* begin *

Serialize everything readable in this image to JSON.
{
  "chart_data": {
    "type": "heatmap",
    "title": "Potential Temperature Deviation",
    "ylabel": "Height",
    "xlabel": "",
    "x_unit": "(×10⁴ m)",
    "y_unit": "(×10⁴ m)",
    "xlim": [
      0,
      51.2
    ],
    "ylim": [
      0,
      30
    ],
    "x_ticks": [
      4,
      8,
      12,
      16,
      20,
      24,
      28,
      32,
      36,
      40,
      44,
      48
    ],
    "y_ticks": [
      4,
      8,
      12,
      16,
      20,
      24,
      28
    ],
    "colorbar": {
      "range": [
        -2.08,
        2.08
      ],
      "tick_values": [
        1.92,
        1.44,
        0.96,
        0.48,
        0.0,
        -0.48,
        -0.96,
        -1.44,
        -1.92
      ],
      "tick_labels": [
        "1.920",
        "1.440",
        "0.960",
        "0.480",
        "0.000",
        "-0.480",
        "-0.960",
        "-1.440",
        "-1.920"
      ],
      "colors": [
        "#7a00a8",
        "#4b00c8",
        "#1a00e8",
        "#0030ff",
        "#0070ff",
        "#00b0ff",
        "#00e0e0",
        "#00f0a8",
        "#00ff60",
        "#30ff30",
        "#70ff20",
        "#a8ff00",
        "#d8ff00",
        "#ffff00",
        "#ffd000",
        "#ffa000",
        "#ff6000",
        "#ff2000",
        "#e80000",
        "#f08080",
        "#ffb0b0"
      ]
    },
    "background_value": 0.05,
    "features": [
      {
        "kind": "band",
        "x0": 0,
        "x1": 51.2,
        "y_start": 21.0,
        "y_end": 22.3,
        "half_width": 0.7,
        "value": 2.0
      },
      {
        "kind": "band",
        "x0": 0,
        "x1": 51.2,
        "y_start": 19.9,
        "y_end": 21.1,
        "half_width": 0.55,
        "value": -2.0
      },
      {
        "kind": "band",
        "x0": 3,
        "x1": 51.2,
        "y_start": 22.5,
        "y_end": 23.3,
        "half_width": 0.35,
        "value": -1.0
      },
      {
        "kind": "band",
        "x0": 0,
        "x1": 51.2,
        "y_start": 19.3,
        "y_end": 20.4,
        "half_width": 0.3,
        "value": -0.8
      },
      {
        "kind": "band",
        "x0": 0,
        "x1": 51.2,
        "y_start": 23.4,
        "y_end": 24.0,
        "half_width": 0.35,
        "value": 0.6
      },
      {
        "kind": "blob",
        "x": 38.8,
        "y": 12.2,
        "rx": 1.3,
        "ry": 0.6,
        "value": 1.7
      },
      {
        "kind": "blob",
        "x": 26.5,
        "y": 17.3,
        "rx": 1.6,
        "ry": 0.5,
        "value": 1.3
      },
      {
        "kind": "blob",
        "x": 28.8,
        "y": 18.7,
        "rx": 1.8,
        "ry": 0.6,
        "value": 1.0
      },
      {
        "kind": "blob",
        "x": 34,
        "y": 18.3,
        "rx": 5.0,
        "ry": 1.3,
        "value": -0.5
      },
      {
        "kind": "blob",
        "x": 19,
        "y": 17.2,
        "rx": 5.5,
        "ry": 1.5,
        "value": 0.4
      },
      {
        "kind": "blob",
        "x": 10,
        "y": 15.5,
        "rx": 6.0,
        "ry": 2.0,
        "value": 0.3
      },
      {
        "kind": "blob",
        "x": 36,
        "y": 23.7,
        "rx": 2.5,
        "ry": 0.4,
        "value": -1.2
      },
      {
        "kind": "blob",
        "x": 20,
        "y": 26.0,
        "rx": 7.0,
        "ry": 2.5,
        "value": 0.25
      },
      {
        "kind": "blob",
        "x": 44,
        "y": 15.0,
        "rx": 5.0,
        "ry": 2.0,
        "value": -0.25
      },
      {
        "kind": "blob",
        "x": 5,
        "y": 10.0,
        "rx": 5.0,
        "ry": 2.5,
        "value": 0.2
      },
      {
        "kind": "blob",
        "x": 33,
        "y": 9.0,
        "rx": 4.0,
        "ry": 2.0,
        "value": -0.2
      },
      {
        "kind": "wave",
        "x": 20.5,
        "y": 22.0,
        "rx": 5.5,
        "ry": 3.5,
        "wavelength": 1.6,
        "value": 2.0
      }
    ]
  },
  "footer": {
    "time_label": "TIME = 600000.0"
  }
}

* end *

# [Directions]
Quote the material exactly, leaving nothing out.

# [Solution to the problem]
Serialize everything readable in this image to JSON.
{
  "chart_data": {
    "type": "heatmap",
    "title": "Potential Temperature Deviation",
    "ylabel": "Height",
    "xlabel": "",
    "x_unit": "(×10⁴ m)",
    "y_unit": "(×10⁴ m)",
    "xlim": [
      0,
      51.2
    ],
    "ylim": [
      0,
      30
    ],
    "x_ticks": [
      4,
      8,
      12,
      16,
      20,
      24,
      28,
      32,
      36,
      40,
      44,
      48
    ],
    "y_ticks": [
      4,
      8,
      12,
      16,
      20,
      24,
      28
    ],
    "colorbar": {
      "range": [
        -2.08,
        2.08
      ],
      "tick_values": [
        1.92,
        1.44,
        0.96,
        0.48,
        0.0,
        -0.48,
        -0.96,
        -1.44,
        -1.92
      ],
      "tick_labels": [
        "1.920",
        "1.440",
        "0.960",
        "0.480",
        "0.000",
        "-0.480",
        "-0.960",
        "-1.440",
        "-1.920"
      ],
      "colors": [
        "#7a00a8",
        "#4b00c8",
        "#1a00e8",
        "#0030ff",
        "#0070ff",
        "#00b0ff",
        "#00e0e0",
        "#00f0a8",
        "#00ff60",
        "#30ff30",
        "#70ff20",
        "#a8ff00",
        "#d8ff00",
        "#ffff00",
        "#ffd000",
        "#ffa000",
        "#ff6000",
        "#ff2000",
        "#e80000",
        "#f08080",
        "#ffb0b0"
      ]
    },
    "background_value": 0.05,
    "features": [
      {
        "kind": "band",
        "x0": 0,
        "x1": 51.2,
        "y_start": 21.0,
        "y_end": 22.3,
        "half_width": 0.7,
        "value": 2.0
      },
      {
        "kind": "band",
        "x0": 0,
        "x1": 51.2,
        "y_start": 19.9,
        "y_end": 21.1,
        "half_width": 0.55,
        "value": -2.0
      },
      {
        "kind": "band",
        "x0": 3,
        "x1": 51.2,
        "y_start": 22.5,
        "y_end": 23.3,
        "half_width": 0.35,
        "value": -1.0
      },
      {
        "kind": "band",
        "x0": 0,
        "x1": 51.2,
        "y_start": 19.3,
        "y_end": 20.4,
        "half_width": 0.3,
        "value": -0.8
      },
      {
        "kind": "band",
        "x0": 0,
        "x1": 51.2,
        "y_start": 23.4,
        "y_end": 24.0,
        "half_width": 0.35,
        "value": 0.6
      },
      {
        "kind": "blob",
        "x": 38.8,
        "y": 12.2,
        "rx": 1.3,
        "ry": 0.6,
        "value": 1.7
      },
      {
        "kind": "blob",
        "x": 26.5,
        "y": 17.3,
        "rx": 1.6,
        "ry": 0.5,
        "value": 1.3
      },
      {
        "kind": "blob",
        "x": 28.8,
        "y": 18.7,
        "rx": 1.8,
        "ry": 0.6,
        "value": 1.0
      },
      {
        "kind": "blob",
        "x": 34,
        "y": 18.3,
        "rx": 5.0,
        "ry": 1.3,
        "value": -0.5
      },
      {
        "kind": "blob",
        "x": 19,
        "y": 17.2,
        "rx": 5.5,
        "ry": 1.5,
        "value": 0.4
      },
      {
        "kind": "blob",
        "x": 10,
        "y": 15.5,
        "rx": 6.0,
        "ry": 2.0,
        "value": 0.3
      },
      {
        "kind": "blob",
        "x": 36,
        "y": 23.7,
        "rx": 2.5,
        "ry": 0.4,
        "value": -1.2
      },
      {
        "kind": "blob",
        "x": 20,
        "y": 26.0,
        "rx": 7.0,
        "ry": 2.5,
        "value": 0.25
      },
      {
        "kind": "blob",
        "x": 44,
        "y": 15.0,
        "rx": 5.0,
        "ry": 2.0,
        "value": -0.25
      },
      {
        "kind": "blob",
        "x": 5,
        "y": 10.0,
        "rx": 5.0,
        "ry": 2.5,
        "value": 0.2
      },
      {
        "kind": "blob",
        "x": 33,
        "y": 9.0,
        "rx": 4.0,
        "ry": 2.0,
        "value": -0.2
      },
      {
        "kind": "wave",
        "x": 20.5,
        "y": 22.0,
        "rx": 5.5,
        "ry": 3.5,
        "wavelength": 1.6,
        "value": 2.0
      }
    ]
  },
  "footer": {
    "time_label": "TIME = 600000.0"
  }
}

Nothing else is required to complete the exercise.